■ **SUPPLIED PASSAGE**

•••

There’ll probably never again be a film with the feverish level of anticipation of this one. The revival of the biggest franchise in film history, after nearly twenty years, rode the tail of hugely successful re-releases, and came just as the internet, and sites like Ain’t It Cool News, were coming of age. Even the trailer felt like a massive event. Which all meant that the film just felt like a bigger let down. Unlike some of these films, it has a couple of redeeming features--the podrace sequence is an outstanding set-piece, and the fight at the end is one of the best in the series, thanks in part to Ray Park’s striking villain Darth Maul. But the rest is a sterile bore (a trade embargo, you say? How THRILLING!), with very little of the grimy, playful joy of the original films, and way more casual racism (Jar-Jar gets the press, but the Asian-accented villains, and Arab-ish scrap dealer Watto are worse). And the performers, even ones more talented than young Jake Lloyd, are tangibly drowning in green screen. All of the prequels are bad, but this rivals the Christmas Special as the absolute low watermark for the entire franchise. Plus side: it gives J.J. Abrams a lower bar to clear come December 2015.
Nadir: Every excruciatingly stiff line-reading. It seems no one on set had the balls to echo Harrison Ford, and tell the director “you can type this shit, George, but you sure can’t say it.”

•••

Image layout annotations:
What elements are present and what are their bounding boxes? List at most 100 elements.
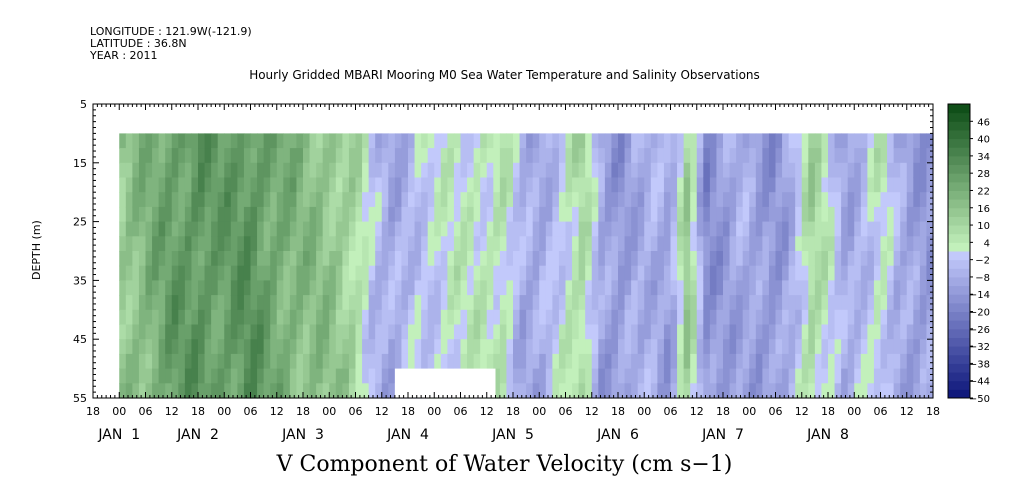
heatmap-cell xyxy=(145,383,153,399)
heatmap-cell xyxy=(243,265,252,281)
heatmap-cell xyxy=(545,295,553,311)
heatmap-cell xyxy=(303,236,311,252)
heatmap-cell xyxy=(427,192,435,208)
heatmap-cell xyxy=(893,251,901,267)
heatmap-cell xyxy=(558,309,567,326)
heatmap-cell xyxy=(204,251,212,267)
heatmap-cell xyxy=(801,177,809,193)
heatmap-cell xyxy=(618,221,626,237)
heatmap-cell xyxy=(335,206,343,223)
heatmap-cell xyxy=(598,280,606,296)
heatmap-cell xyxy=(184,265,193,281)
heatmap-cell xyxy=(657,280,665,296)
heatmap-cell xyxy=(388,206,396,223)
heatmap-cell xyxy=(138,133,147,149)
heatmap-cell xyxy=(526,192,534,208)
heatmap-cell xyxy=(368,162,376,179)
heatmap-cell xyxy=(158,339,166,355)
heatmap-cell xyxy=(421,206,429,223)
heatmap-cell xyxy=(755,368,763,384)
heatmap-cell xyxy=(388,383,396,399)
heatmap-cell xyxy=(434,353,442,370)
heatmap-cell xyxy=(545,221,553,237)
heatmap-cell xyxy=(368,148,376,164)
heatmap-cell xyxy=(775,383,783,399)
heatmap-cell xyxy=(296,339,304,355)
heatmap-cell xyxy=(631,295,639,311)
heatmap-cell xyxy=(513,148,521,164)
heatmap-cell xyxy=(329,251,337,267)
heatmap-cell xyxy=(775,177,783,193)
heatmap-cell xyxy=(506,368,514,384)
heatmap-cell xyxy=(342,162,350,179)
heatmap-cell xyxy=(873,192,882,208)
heatmap-cell xyxy=(539,280,547,296)
heatmap-cell xyxy=(598,251,606,267)
heatmap-cell xyxy=(755,295,763,311)
heatmap-cell xyxy=(362,236,370,252)
heatmap-cell xyxy=(919,206,928,223)
heatmap-cell xyxy=(381,324,389,340)
heatmap-cell xyxy=(716,192,724,208)
heatmap-cell xyxy=(788,162,796,179)
heatmap-cell xyxy=(749,309,757,326)
heatmap-cell xyxy=(545,280,553,296)
heatmap-cell xyxy=(631,236,639,252)
heatmap-cell xyxy=(519,265,527,281)
heatmap-cell xyxy=(460,324,468,340)
heatmap-cell xyxy=(552,162,560,179)
heatmap-cell xyxy=(677,148,685,164)
heatmap-cell xyxy=(795,206,803,223)
heatmap-cell xyxy=(545,177,553,193)
heatmap-cell xyxy=(473,309,481,326)
heatmap-cell xyxy=(473,265,481,281)
heatmap-cell xyxy=(893,295,901,311)
heatmap-cell xyxy=(539,236,547,252)
heatmap-cell xyxy=(158,265,166,281)
heatmap-cell xyxy=(408,295,416,311)
heatmap-cell xyxy=(729,383,737,399)
heatmap-cell xyxy=(762,309,770,326)
heatmap-cell xyxy=(296,221,304,237)
heatmap-cell xyxy=(243,339,252,355)
heatmap-cell xyxy=(224,221,232,237)
heatmap-cell xyxy=(434,133,442,149)
heatmap-cell xyxy=(598,148,606,164)
colorbar-frame xyxy=(947,103,971,399)
heatmap-cell xyxy=(145,236,153,252)
heatmap-cell xyxy=(152,383,160,399)
heatmap-cell xyxy=(342,177,350,193)
heatmap-cell xyxy=(814,368,823,384)
heatmap-cell xyxy=(880,309,888,326)
heatmap-cell xyxy=(519,177,527,193)
heatmap-cell xyxy=(670,251,678,267)
heatmap-cell xyxy=(506,353,514,370)
heatmap-cell xyxy=(263,192,271,208)
heatmap-cell xyxy=(342,148,350,164)
heatmap-cell xyxy=(788,177,796,193)
heatmap-cell xyxy=(381,148,389,164)
heatmap-cell xyxy=(782,324,790,340)
heatmap-cell xyxy=(414,353,422,370)
heatmap-cell xyxy=(335,251,343,267)
heatmap-cell xyxy=(657,221,665,237)
heatmap-cell xyxy=(316,295,324,311)
heatmap-cell xyxy=(506,206,514,223)
heatmap-cell xyxy=(243,162,252,179)
y-tick-label: 25 xyxy=(73,216,87,229)
heatmap-cell xyxy=(152,177,160,193)
heatmap-cell xyxy=(578,295,586,311)
heatmap-cell xyxy=(637,265,645,281)
heatmap-cell xyxy=(296,280,304,296)
heatmap-cell xyxy=(493,162,501,179)
heatmap-cell xyxy=(663,221,672,237)
heatmap-cell xyxy=(690,133,698,149)
heatmap-cell xyxy=(178,383,186,399)
heatmap-cell xyxy=(814,177,823,193)
heatmap-cell xyxy=(138,177,147,193)
heatmap-cell xyxy=(152,148,160,164)
heatmap-cell xyxy=(558,295,567,311)
heatmap-cell xyxy=(211,148,219,164)
heatmap-cell xyxy=(828,162,836,179)
heatmap-cell xyxy=(834,177,842,193)
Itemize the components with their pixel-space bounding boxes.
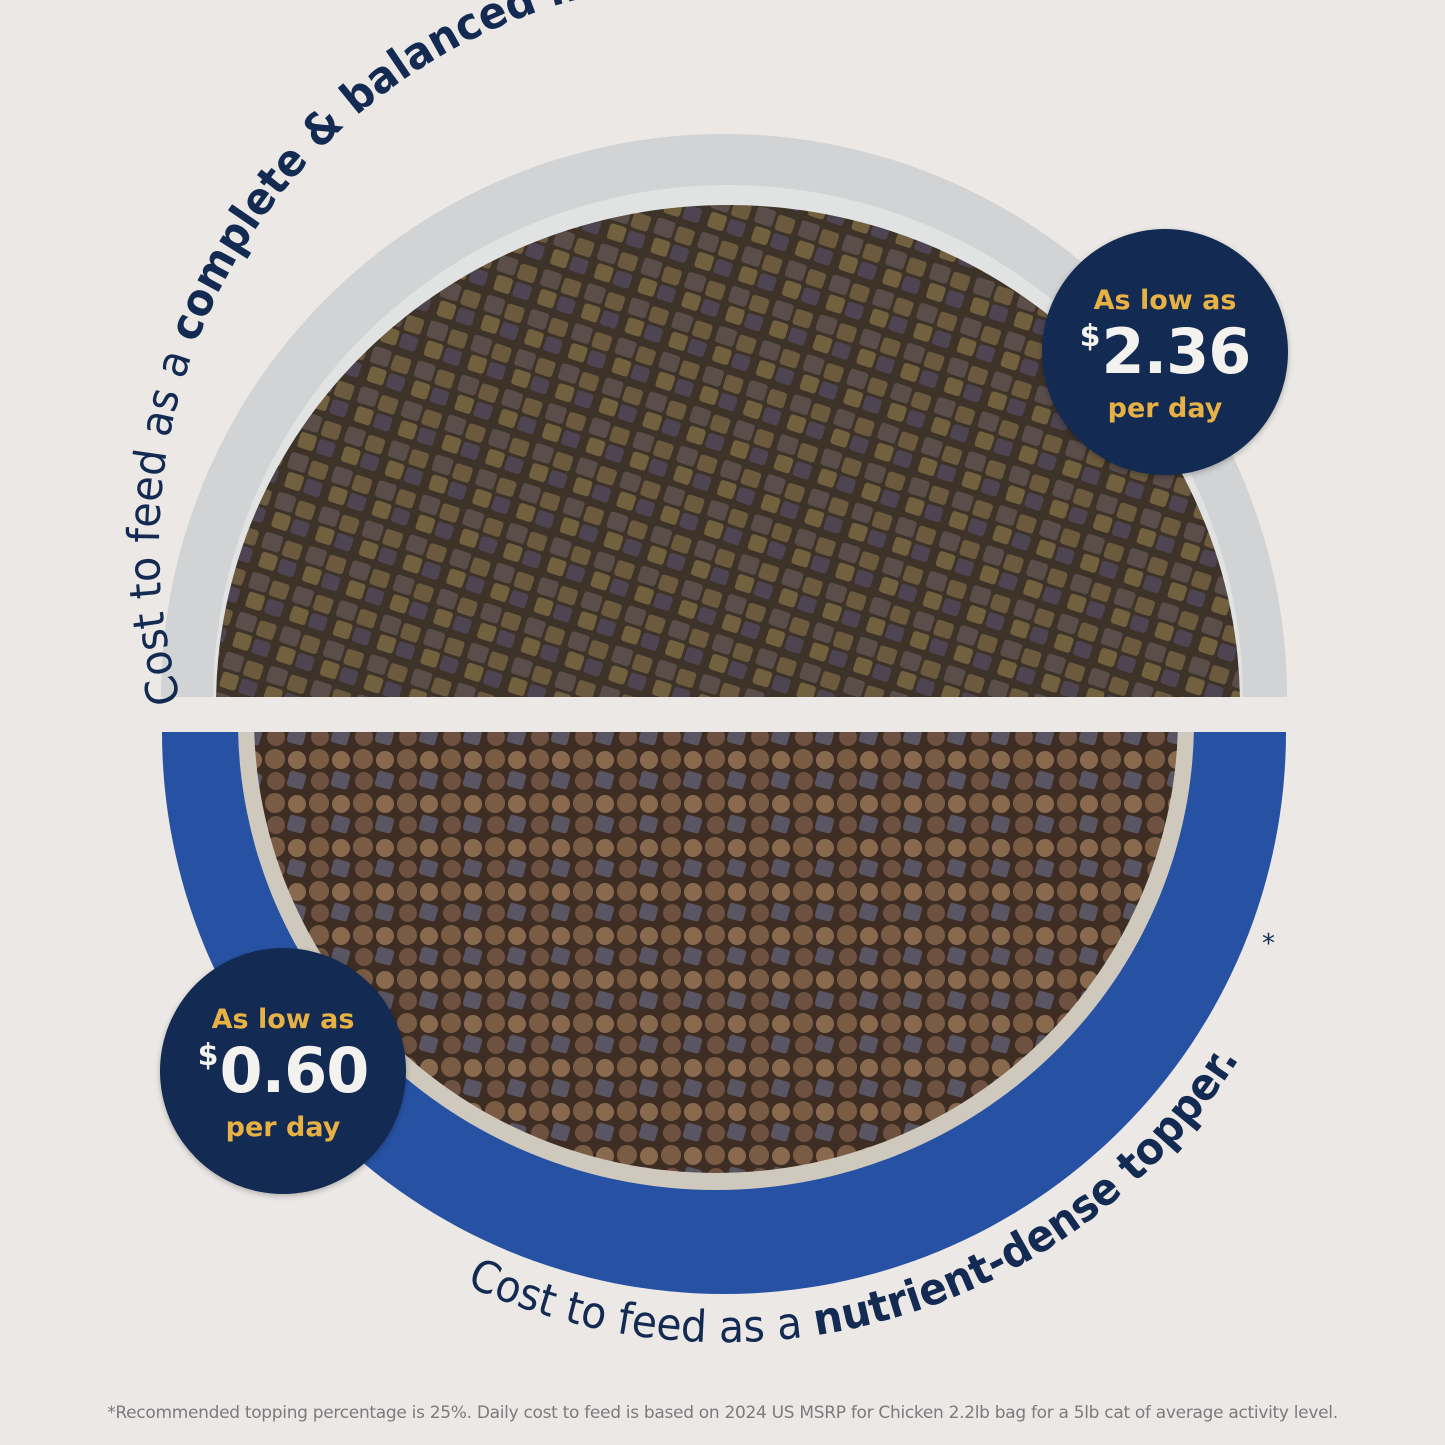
topper-price-badge: As low as $0.60 per day — [160, 948, 406, 1194]
full-meal-bowl — [161, 134, 1287, 697]
badge-price: $2.36 — [1079, 315, 1252, 388]
badge-unit: per day — [1107, 393, 1223, 424]
badge-price: $0.60 — [197, 1034, 370, 1107]
badge-label: As low as — [211, 1004, 355, 1035]
freeze-dried-food — [216, 205, 1240, 697]
kibble-with-topper — [254, 732, 1178, 1173]
badge-label: As low as — [1093, 285, 1237, 316]
meal-price-badge: As low as $2.36 per day — [1042, 229, 1288, 475]
footnote: *Recommended topping percentage is 25%. … — [107, 1403, 1338, 1423]
topper-bowl — [162, 732, 1286, 1294]
badge-unit: per day — [225, 1112, 341, 1143]
asterisk: * — [1262, 929, 1275, 959]
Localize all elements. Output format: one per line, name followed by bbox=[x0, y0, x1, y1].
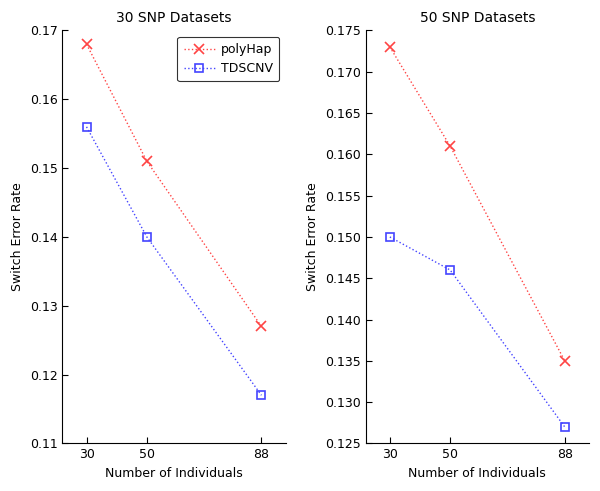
polyHap bbox=[258, 324, 265, 329]
polyHap bbox=[386, 44, 394, 50]
Y-axis label: Switch Error Rate: Switch Error Rate bbox=[11, 183, 24, 291]
polyHap bbox=[561, 358, 568, 364]
Line: polyHap: polyHap bbox=[385, 42, 569, 366]
Legend: polyHap, TDSCNV: polyHap, TDSCNV bbox=[178, 37, 280, 82]
Y-axis label: Switch Error Rate: Switch Error Rate bbox=[307, 183, 319, 291]
Line: polyHap: polyHap bbox=[82, 39, 266, 331]
Line: TDSCNV: TDSCNV bbox=[82, 123, 266, 400]
TDSCNV bbox=[143, 234, 151, 240]
polyHap bbox=[446, 143, 454, 149]
X-axis label: Number of Individuals: Number of Individuals bbox=[105, 467, 243, 480]
TDSCNV bbox=[561, 424, 568, 430]
polyHap bbox=[143, 158, 151, 164]
TDSCNV bbox=[258, 392, 265, 398]
Title: 50 SNP Datasets: 50 SNP Datasets bbox=[419, 11, 535, 25]
TDSCNV bbox=[386, 234, 394, 240]
Title: 30 SNP Datasets: 30 SNP Datasets bbox=[116, 11, 232, 25]
TDSCNV bbox=[83, 124, 90, 130]
X-axis label: Number of Individuals: Number of Individuals bbox=[409, 467, 546, 480]
Line: TDSCNV: TDSCNV bbox=[386, 233, 569, 431]
polyHap bbox=[83, 41, 90, 47]
TDSCNV bbox=[446, 267, 454, 273]
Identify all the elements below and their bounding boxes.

•••

■ **DESCRIPTION OF THE TASK**
Pick up the film review about the podrace, Jar-Jar and Darth Maul after its last sentence and keep writing it.

■ **WRITTEN REPLY**
Though “The Amazing Spider-Man 2” makes a pretty good fist of getting close to it, it feels unlike we’ll ever see a worse superhero movie than “Batman & Robin,” a monumentally ill-conceived disaster zone that still astonishes with how entirely unsuccessful it is at every single level. After the darkness of Tim Burton’s “Batman Returns” unnerved Warner Bros. executives, Joel Schumacher gave the franchise a fresh-lick of kid-friendly paint with 1995’s “Batman Forever,” presumably to their delight, because whatever was wrong with that film is doubly so in the follow-up. Every costume and set seems designed as a toy first and as something to be shown on screen second, Akiva Goldsman’s screenplay appears to be inspired by a deranged child’s retelling of a plot from the 1960s TV series, and even the action is atrocious. The dark and gritty way of the subsequent Christopher Nolan films isn’t the only way to paint the character, but the pantomime of “Batman & Robin” is certainly the worst of all possible scenarios.
Nadir: Mr. Freeze's puns are legendary, but George Clooney’s Batman bidding on Uma Thurman’s Poison Ivy with his Bat-Credit Card is pretty much unbeatable.
“Superman IV: The Quest for Peace” (1987)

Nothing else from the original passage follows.